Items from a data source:
********

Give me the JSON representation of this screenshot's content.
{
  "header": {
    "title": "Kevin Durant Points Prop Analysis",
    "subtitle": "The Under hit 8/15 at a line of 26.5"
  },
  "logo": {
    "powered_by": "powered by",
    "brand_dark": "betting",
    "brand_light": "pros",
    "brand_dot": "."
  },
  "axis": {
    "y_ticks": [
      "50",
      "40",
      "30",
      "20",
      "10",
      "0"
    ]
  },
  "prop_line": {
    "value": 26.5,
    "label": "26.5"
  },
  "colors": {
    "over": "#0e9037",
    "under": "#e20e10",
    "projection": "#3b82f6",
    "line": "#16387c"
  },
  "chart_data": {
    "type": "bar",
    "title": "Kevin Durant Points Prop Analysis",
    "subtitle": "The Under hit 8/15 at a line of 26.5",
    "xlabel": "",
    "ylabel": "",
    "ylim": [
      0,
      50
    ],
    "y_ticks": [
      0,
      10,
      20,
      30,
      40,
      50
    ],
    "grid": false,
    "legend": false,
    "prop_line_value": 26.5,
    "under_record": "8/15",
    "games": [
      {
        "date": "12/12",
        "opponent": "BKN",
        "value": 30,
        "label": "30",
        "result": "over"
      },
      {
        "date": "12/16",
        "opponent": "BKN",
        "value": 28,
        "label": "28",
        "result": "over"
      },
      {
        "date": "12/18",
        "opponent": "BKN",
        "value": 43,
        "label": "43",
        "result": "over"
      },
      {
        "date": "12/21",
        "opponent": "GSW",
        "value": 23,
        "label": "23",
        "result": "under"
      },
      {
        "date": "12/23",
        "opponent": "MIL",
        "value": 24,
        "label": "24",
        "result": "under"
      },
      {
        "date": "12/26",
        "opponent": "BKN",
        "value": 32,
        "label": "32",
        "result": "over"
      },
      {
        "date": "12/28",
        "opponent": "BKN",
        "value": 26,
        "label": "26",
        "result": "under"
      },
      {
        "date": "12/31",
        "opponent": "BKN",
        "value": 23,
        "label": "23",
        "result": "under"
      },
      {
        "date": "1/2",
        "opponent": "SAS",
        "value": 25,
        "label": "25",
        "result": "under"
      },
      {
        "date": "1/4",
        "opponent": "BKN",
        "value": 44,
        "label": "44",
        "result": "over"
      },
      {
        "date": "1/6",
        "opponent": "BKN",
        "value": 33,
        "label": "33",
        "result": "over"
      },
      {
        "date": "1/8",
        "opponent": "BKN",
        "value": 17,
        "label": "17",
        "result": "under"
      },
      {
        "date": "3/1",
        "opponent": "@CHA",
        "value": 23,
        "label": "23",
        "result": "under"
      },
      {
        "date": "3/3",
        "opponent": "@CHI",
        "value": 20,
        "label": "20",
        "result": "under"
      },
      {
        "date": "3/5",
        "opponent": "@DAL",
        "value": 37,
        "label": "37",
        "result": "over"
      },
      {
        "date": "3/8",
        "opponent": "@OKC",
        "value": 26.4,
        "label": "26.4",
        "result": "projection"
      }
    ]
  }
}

********

Restate the whole of the material exactly.

RESPONSE
Give me the JSON representation of this screenshot's content.
{
  "header": {
    "title": "Kevin Durant Points Prop Analysis",
    "subtitle": "The Under hit 8/15 at a line of 26.5"
  },
  "logo": {
    "powered_by": "powered by",
    "brand_dark": "betting",
    "brand_light": "pros",
    "brand_dot": "."
  },
  "axis": {
    "y_ticks": [
      "50",
      "40",
      "30",
      "20",
      "10",
      "0"
    ]
  },
  "prop_line": {
    "value": 26.5,
    "label": "26.5"
  },
  "colors": {
    "over": "#0e9037",
    "under": "#e20e10",
    "projection": "#3b82f6",
    "line": "#16387c"
  },
  "chart_data": {
    "type": "bar",
    "title": "Kevin Durant Points Prop Analysis",
    "subtitle": "The Under hit 8/15 at a line of 26.5",
    "xlabel": "",
    "ylabel": "",
    "ylim": [
      0,
      50
    ],
    "y_ticks": [
      0,
      10,
      20,
      30,
      40,
      50
    ],
    "grid": false,
    "legend": false,
    "prop_line_value": 26.5,
    "under_record": "8/15",
    "games": [
      {
        "date": "12/12",
        "opponent": "BKN",
        "value": 30,
        "label": "30",
        "result": "over"
      },
      {
        "date": "12/16",
        "opponent": "BKN",
        "value": 28,
        "label": "28",
        "result": "over"
      },
      {
        "date": "12/18",
        "opponent": "BKN",
        "value": 43,
        "label": "43",
        "result": "over"
      },
      {
        "date": "12/21",
        "opponent": "GSW",
        "value": 23,
        "label": "23",
        "result": "under"
      },
      {
        "date": "12/23",
        "opponent": "MIL",
        "value": 24,
        "label": "24",
        "result": "under"
      },
      {
        "date": "12/26",
        "opponent": "BKN",
        "value": 32,
        "label": "32",
        "result": "over"
      },
      {
        "date": "12/28",
        "opponent": "BKN",
        "value": 26,
        "label": "26",
        "result": "under"
      },
      {
        "date": "12/31",
        "opponent": "BKN",
        "value": 23,
        "label": "23",
        "result": "under"
      },
      {
        "date": "1/2",
        "opponent": "SAS",
        "value": 25,
        "label": "25",
        "result": "under"
      },
      {
        "date": "1/4",
        "opponent": "BKN",
        "value": 44,
        "label": "44",
        "result": "over"
      },
      {
        "date": "1/6",
        "opponent": "BKN",
        "value": 33,
        "label": "33",
        "result": "over"
      },
      {
        "date": "1/8",
        "opponent": "BKN",
        "value": 17,
        "label": "17",
        "result": "under"
      },
      {
        "date": "3/1",
        "opponent": "@CHA",
        "value": 23,
        "label": "23",
        "result": "under"
      },
      {
        "date": "3/3",
        "opponent": "@CHI",
        "value": 20,
        "label": "20",
        "result": "under"
      },
      {
        "date": "3/5",
        "opponent": "@DAL",
        "value": 37,
        "label": "37",
        "result": "over"
      },
      {
        "date": "3/8",
        "opponent": "@OKC",
        "value": 26.4,
        "label": "26.4",
        "result": "projection"
      }
    ]
  }
}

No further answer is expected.